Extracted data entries
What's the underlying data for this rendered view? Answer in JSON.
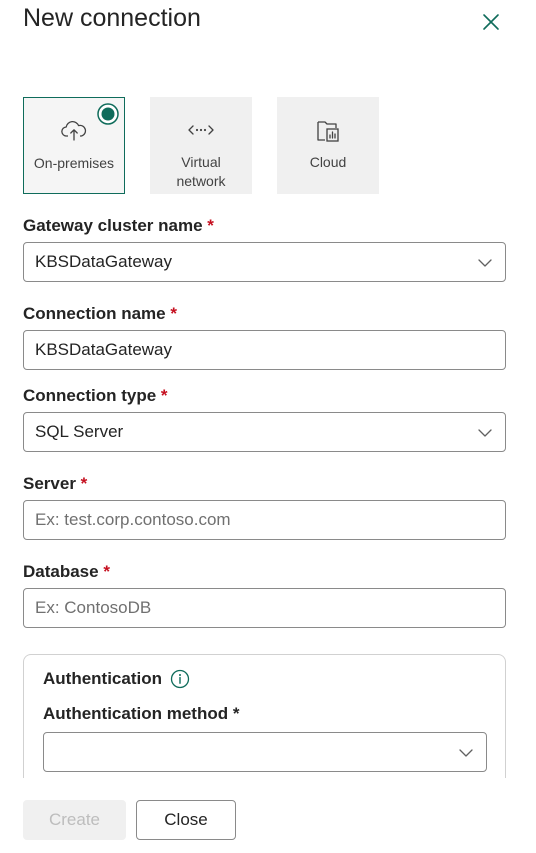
{
  "dialog": {
    "title": "New connection",
    "close_icon": "close-icon"
  },
  "tiles": [
    {
      "label": "On-premises",
      "icon": "cloud-upload-icon",
      "selected": true
    },
    {
      "label_line1": "Virtual",
      "label_line2": "network",
      "icon": "network-arrows-icon",
      "selected": false
    },
    {
      "label": "Cloud",
      "icon": "cloud-report-icon",
      "selected": false
    }
  ],
  "form": {
    "required_marker": "*",
    "gateway": {
      "label": "Gateway cluster name",
      "value": "KBSDataGateway"
    },
    "connection_name": {
      "label": "Connection name",
      "value": "KBSDataGateway"
    },
    "connection_type": {
      "label": "Connection type",
      "value": "SQL Server"
    },
    "server": {
      "label": "Server",
      "placeholder": "Ex: test.corp.contoso.com"
    },
    "database": {
      "label": "Database",
      "placeholder": "Ex: ContosoDB"
    },
    "authentication": {
      "title": "Authentication",
      "method_label": "Authentication method",
      "method_value": ""
    }
  },
  "footer": {
    "create_label": "Create",
    "close_label": "Close"
  },
  "colors": {
    "accent": "#0f6c5b",
    "required": "#c50f1f",
    "border": "#8a8a8a"
  }
}
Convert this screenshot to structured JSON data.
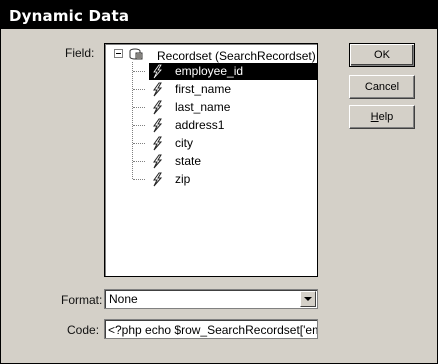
{
  "window": {
    "title": "Dynamic Data"
  },
  "labels": {
    "field": "Field:",
    "format": "Format:",
    "code": "Code:"
  },
  "tree": {
    "root_label": "Recordset (SearchRecordset)",
    "root_icon": "recordset-icon",
    "item_icon": "lightning-bolt-icon",
    "items": [
      {
        "label": "employee_id",
        "selected": true
      },
      {
        "label": "first_name"
      },
      {
        "label": "last_name"
      },
      {
        "label": "address1"
      },
      {
        "label": "city"
      },
      {
        "label": "state"
      },
      {
        "label": "zip"
      }
    ]
  },
  "buttons": {
    "ok": "OK",
    "cancel": "Cancel",
    "help_underlined": "H",
    "help_rest": "elp"
  },
  "format": {
    "value": "None"
  },
  "code": {
    "value": "<?php echo $row_SearchRecordset['em"
  }
}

## [Work to complete]
Copy out all lines above that include the string "network".

## [Correct result]
      "label_line2": "network",
      "icon": "network-arrows-icon",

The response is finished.